What you should do → Your answer should be one number: how many lines of the data include the string "year"?

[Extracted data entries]
§

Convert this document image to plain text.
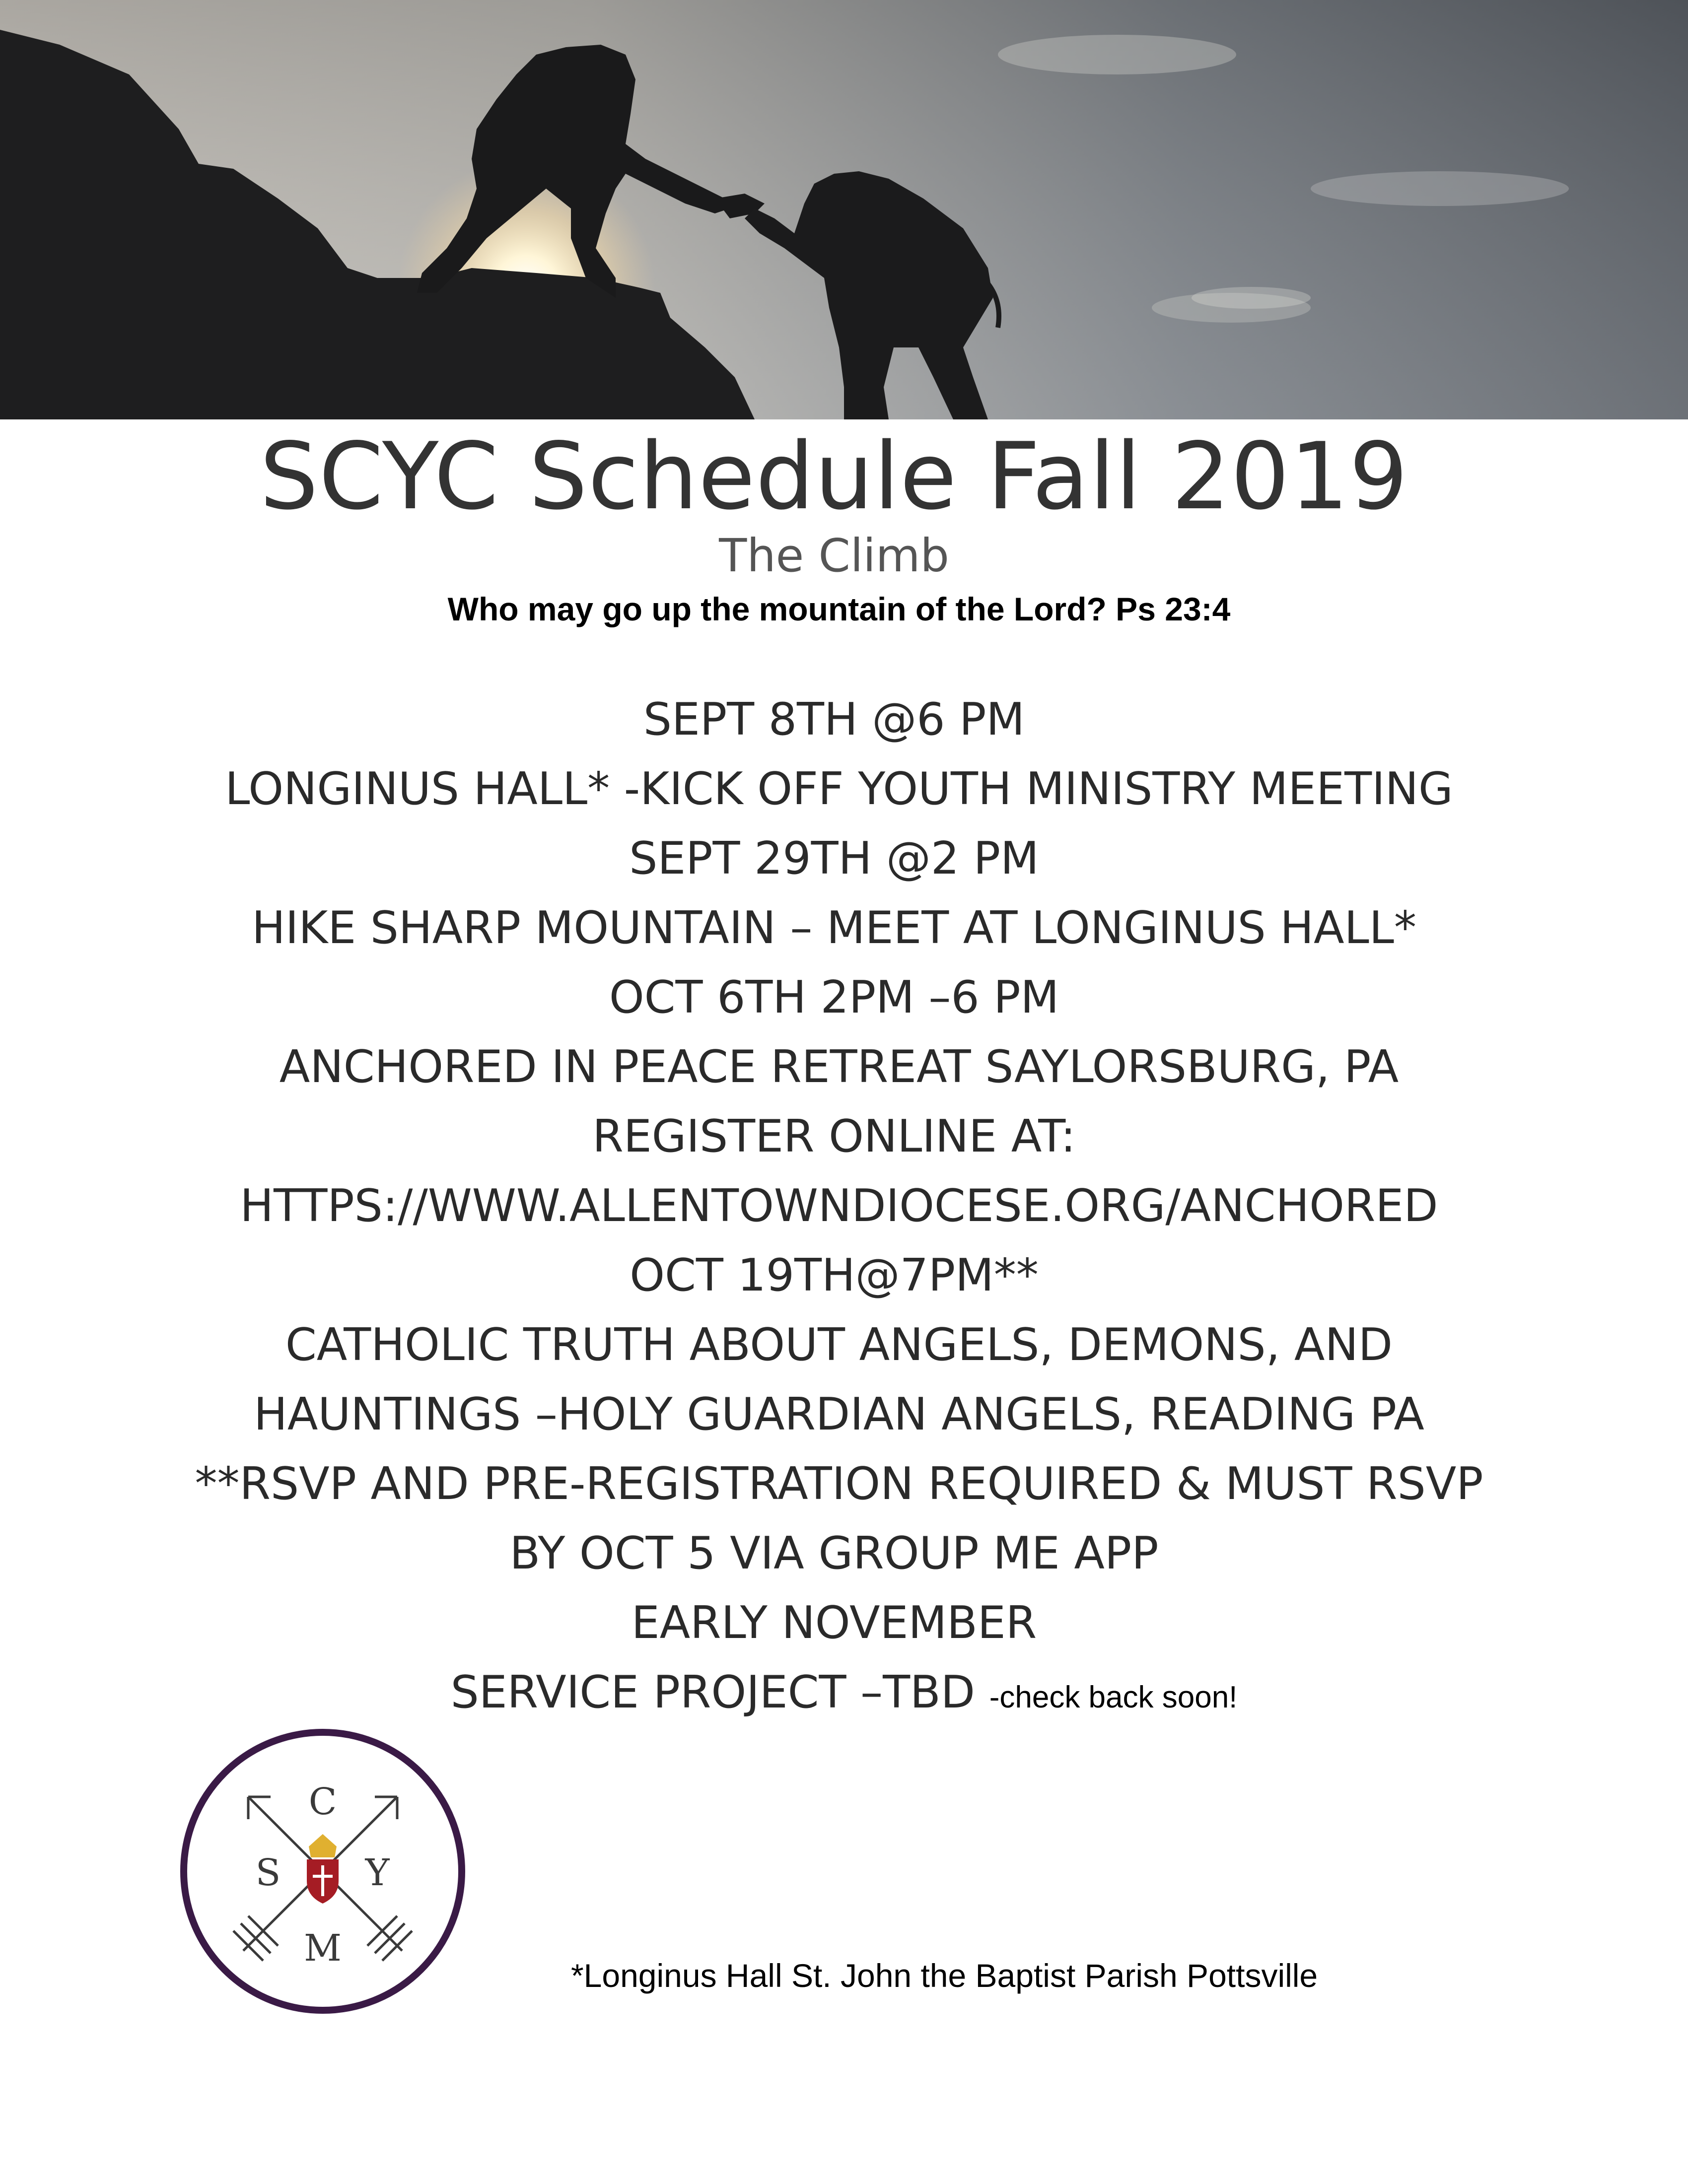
SCYC Schedule Fall 2019
The Climb
Who may go up the mountain of the Lord? Ps 23:4
SEPT 8TH @6 PM
LONGINUS HALL* -KICK OFF YOUTH MINISTRY MEETING
SEPT 29TH @2 PM
HIKE SHARP MOUNTAIN – MEET AT LONGINUS HALL*
OCT 6TH 2PM –6 PM
ANCHORED IN PEACE RETREAT SAYLORSBURG, PA
REGISTER ONLINE AT:
HTTPS://WWW.ALLENTOWNDIOCESE.ORG/ANCHORED
OCT 19TH@7PM**
CATHOLIC TRUTH ABOUT ANGELS, DEMONS, AND
HAUNTINGS –HOLY GUARDIAN ANGELS, READING PA
**RSVP AND PRE-REGISTRATION REQUIRED & MUST RSVP
BY OCT 5 VIA GROUP ME APP
EARLY NOVEMBER
SERVICE PROJECT –TBD -check back soon!
C
S Y
M
*Longinus Hall St. John the Baptist Parish Pottsville
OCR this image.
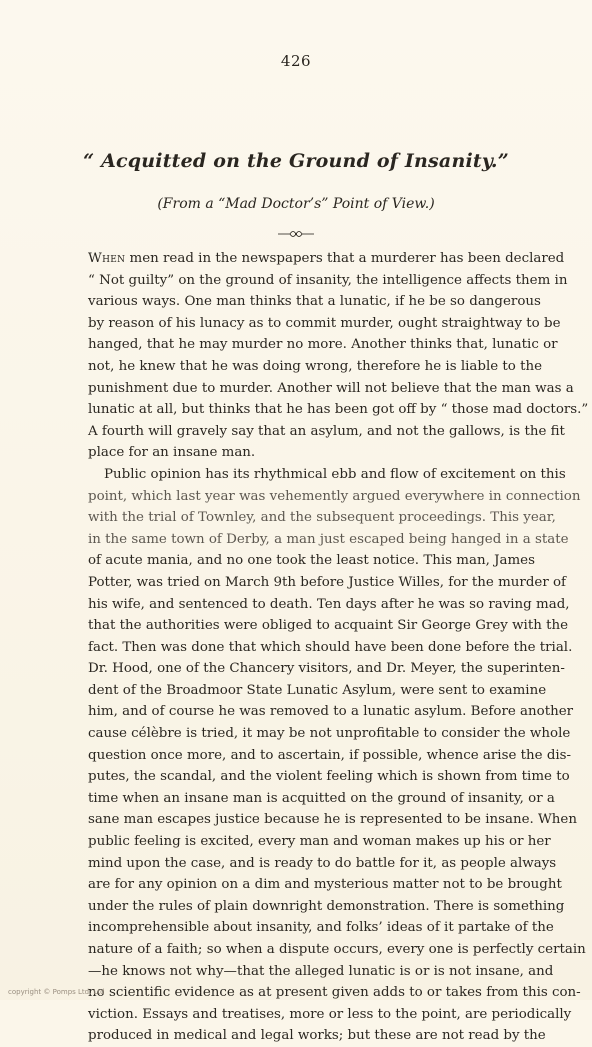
426
“ Acquitted on the Ground of Insanity.”
(From a “Mad Doctor’s” Point of View.)
When men read in the newspapers that a murderer has been declared
“ Not guilty” on the ground of insanity, the intelligence affects them in
various ways. One man thinks that a lunatic, if he be so dangerous
by reason of his lunacy as to commit murder, ought straightway to be
hanged, that he may murder no more. Another thinks that, lunatic or
not, he knew that he was doing wrong, therefore he is liable to the
punishment due to murder. Another will not believe that the man was a
lunatic at all, but thinks that he has been got off by “ those mad doctors.”
A fourth will gravely say that an asylum, and not the gallows, is the fit
place for an insane man.
Public opinion has its rhythmical ebb and flow of excitement on this
point, which last year was vehemently argued everywhere in connection
with the trial of Townley, and the subsequent proceedings. This year,
in the same town of Derby, a man just escaped being hanged in a state
of acute mania, and no one took the least notice. This man, James
Potter, was tried on March 9th before Justice Willes, for the murder of
his wife, and sentenced to death. Ten days after he was so raving mad,
that the authorities were obliged to acquaint Sir George Grey with the
fact. Then was done that which should have been done before the trial.
Dr. Hood, one of the Chancery visitors, and Dr. Meyer, the superinten-
dent of the Broadmoor State Lunatic Asylum, were sent to examine
him, and of course he was removed to a lunatic asylum. Before another
cause célèbre is tried, it may be not unprofitable to consider the whole
question once more, and to ascertain, if possible, whence arise the dis-
putes, the scandal, and the violent feeling which is shown from time to
time when an insane man is acquitted on the ground of insanity, or a
sane man escapes justice because he is represented to be insane. When
public feeling is excited, every man and woman makes up his or her
mind upon the case, and is ready to do battle for it, as people always
are for any opinion on a dim and mysterious matter not to be brought
under the rules of plain downright demonstration. There is something
incomprehensible about insanity, and folks’ ideas of it partake of the
nature of a faith; so when a dispute occurs, every one is perfectly certain
—he knows not why—that the alleged lunatic is or is not insane, and
no scientific evidence as at present given adds to or takes from this con-
viction. Essays and treatises, more or less to the point, are periodically
produced in medical and legal works; but these are not read by the
copyright © Pomps Ltd. Ltd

§

Expected answer → 2